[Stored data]
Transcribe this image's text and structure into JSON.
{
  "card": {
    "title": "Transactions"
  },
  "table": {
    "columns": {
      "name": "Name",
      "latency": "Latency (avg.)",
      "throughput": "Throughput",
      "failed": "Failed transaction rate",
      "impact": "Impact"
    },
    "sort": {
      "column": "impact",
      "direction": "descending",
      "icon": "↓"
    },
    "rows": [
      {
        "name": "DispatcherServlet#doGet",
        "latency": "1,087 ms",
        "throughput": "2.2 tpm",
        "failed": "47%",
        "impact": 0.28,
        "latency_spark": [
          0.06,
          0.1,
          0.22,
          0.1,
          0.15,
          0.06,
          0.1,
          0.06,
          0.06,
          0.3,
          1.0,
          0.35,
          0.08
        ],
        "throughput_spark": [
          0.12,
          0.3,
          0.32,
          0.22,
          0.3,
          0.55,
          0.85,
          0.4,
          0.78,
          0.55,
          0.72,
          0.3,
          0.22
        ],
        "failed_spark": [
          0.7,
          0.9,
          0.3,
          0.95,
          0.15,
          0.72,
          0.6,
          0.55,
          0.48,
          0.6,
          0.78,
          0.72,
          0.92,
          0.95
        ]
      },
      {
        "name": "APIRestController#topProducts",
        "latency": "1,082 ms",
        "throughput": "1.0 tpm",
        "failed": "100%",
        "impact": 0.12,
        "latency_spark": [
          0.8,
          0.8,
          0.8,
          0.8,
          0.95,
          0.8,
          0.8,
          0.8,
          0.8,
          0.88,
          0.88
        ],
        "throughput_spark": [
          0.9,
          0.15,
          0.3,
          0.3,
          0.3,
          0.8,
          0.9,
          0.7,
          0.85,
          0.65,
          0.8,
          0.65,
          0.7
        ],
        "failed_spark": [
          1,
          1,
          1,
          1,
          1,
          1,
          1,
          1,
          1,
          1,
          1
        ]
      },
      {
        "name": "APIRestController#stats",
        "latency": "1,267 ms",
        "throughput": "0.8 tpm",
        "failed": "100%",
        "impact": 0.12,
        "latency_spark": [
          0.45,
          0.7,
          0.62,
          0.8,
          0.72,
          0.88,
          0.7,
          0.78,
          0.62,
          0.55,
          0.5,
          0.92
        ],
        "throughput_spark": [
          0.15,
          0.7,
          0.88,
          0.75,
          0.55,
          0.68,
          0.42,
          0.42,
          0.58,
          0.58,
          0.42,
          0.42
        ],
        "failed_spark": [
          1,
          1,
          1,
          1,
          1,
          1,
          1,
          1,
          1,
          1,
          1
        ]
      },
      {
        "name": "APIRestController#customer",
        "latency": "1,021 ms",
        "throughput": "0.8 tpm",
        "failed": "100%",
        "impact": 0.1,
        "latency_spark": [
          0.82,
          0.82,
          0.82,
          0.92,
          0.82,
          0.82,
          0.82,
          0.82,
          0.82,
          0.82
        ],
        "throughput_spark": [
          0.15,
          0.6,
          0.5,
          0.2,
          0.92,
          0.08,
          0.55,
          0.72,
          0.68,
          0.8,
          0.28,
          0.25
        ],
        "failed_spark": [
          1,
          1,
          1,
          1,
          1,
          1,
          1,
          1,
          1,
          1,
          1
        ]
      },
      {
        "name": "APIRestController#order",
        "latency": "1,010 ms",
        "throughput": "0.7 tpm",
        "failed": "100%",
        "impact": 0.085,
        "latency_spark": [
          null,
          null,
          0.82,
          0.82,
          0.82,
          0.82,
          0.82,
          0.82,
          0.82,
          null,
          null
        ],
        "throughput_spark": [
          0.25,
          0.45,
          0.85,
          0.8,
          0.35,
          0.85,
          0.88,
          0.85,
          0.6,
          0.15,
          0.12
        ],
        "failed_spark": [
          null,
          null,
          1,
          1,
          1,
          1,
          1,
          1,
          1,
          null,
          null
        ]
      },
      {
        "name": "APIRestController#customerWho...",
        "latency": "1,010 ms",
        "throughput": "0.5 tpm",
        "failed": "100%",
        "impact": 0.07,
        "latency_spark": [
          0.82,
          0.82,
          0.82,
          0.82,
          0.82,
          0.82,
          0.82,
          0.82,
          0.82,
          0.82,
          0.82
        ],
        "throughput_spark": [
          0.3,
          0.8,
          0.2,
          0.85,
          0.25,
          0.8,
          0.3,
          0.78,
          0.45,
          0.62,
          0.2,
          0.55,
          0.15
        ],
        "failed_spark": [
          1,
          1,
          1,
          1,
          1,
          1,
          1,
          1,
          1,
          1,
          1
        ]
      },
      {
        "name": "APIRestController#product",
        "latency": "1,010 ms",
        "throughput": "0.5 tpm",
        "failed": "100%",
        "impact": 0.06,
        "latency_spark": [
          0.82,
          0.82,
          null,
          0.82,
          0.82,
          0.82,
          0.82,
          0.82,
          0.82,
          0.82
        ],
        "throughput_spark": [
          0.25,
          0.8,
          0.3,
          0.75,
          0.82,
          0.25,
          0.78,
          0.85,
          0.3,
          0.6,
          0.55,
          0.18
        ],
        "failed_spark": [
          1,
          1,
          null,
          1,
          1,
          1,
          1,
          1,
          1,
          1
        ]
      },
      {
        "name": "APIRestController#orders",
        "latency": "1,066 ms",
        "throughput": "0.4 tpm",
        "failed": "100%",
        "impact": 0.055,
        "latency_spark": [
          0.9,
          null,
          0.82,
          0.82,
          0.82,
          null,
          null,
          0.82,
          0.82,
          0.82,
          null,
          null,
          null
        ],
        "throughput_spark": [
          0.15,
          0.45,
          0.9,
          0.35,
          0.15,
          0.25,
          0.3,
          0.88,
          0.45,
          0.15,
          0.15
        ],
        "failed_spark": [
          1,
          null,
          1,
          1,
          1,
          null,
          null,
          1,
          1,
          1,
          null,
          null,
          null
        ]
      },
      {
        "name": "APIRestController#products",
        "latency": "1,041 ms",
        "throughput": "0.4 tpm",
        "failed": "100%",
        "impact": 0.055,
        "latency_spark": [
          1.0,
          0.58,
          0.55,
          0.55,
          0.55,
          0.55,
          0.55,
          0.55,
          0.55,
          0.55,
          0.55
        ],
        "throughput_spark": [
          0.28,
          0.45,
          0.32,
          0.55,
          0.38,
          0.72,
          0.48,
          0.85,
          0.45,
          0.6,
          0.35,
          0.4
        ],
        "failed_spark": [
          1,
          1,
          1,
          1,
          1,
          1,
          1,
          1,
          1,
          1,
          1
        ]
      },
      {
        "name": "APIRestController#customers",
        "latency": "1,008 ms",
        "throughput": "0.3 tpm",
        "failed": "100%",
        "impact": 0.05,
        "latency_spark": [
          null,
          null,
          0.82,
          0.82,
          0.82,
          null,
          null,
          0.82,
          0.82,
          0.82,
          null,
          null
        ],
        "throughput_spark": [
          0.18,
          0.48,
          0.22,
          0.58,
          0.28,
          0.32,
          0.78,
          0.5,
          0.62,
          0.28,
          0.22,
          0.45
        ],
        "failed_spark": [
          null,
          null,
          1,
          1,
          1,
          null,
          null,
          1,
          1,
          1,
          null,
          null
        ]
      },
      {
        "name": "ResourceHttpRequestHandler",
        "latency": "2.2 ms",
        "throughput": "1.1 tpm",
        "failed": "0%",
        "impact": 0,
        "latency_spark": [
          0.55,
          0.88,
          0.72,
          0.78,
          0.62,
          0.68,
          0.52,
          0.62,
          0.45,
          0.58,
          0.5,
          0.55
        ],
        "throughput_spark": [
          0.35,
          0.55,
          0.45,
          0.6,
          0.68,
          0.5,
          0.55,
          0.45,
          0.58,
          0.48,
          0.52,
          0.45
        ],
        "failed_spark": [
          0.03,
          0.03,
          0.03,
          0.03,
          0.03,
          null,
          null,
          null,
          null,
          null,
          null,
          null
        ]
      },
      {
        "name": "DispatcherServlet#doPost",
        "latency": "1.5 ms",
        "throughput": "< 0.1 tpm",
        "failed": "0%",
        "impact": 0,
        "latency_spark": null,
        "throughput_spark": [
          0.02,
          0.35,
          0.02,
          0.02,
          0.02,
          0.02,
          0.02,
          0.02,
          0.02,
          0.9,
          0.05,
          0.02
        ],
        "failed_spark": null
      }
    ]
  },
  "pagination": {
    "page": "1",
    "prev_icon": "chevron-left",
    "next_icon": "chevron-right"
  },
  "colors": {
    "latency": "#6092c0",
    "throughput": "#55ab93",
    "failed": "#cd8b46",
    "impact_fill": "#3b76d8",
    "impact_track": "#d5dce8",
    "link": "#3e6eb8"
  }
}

WORK INSTRUCTIONS:
Check each line of the records above for the string "APIRestController", and report every line that has it.

RESULT OF THIS EXERCISE:
        "name": "APIRestController#topProducts",
        "name": "APIRestController#stats",
        "name": "APIRestController#customer",
        "name": "APIRestController#order",
        "name": "APIRestController#customerWho...",
        "name": "APIRestController#product",
        "name": "APIRestController#orders",
        "name": "APIRestController#products",
        "name": "APIRestController#customers",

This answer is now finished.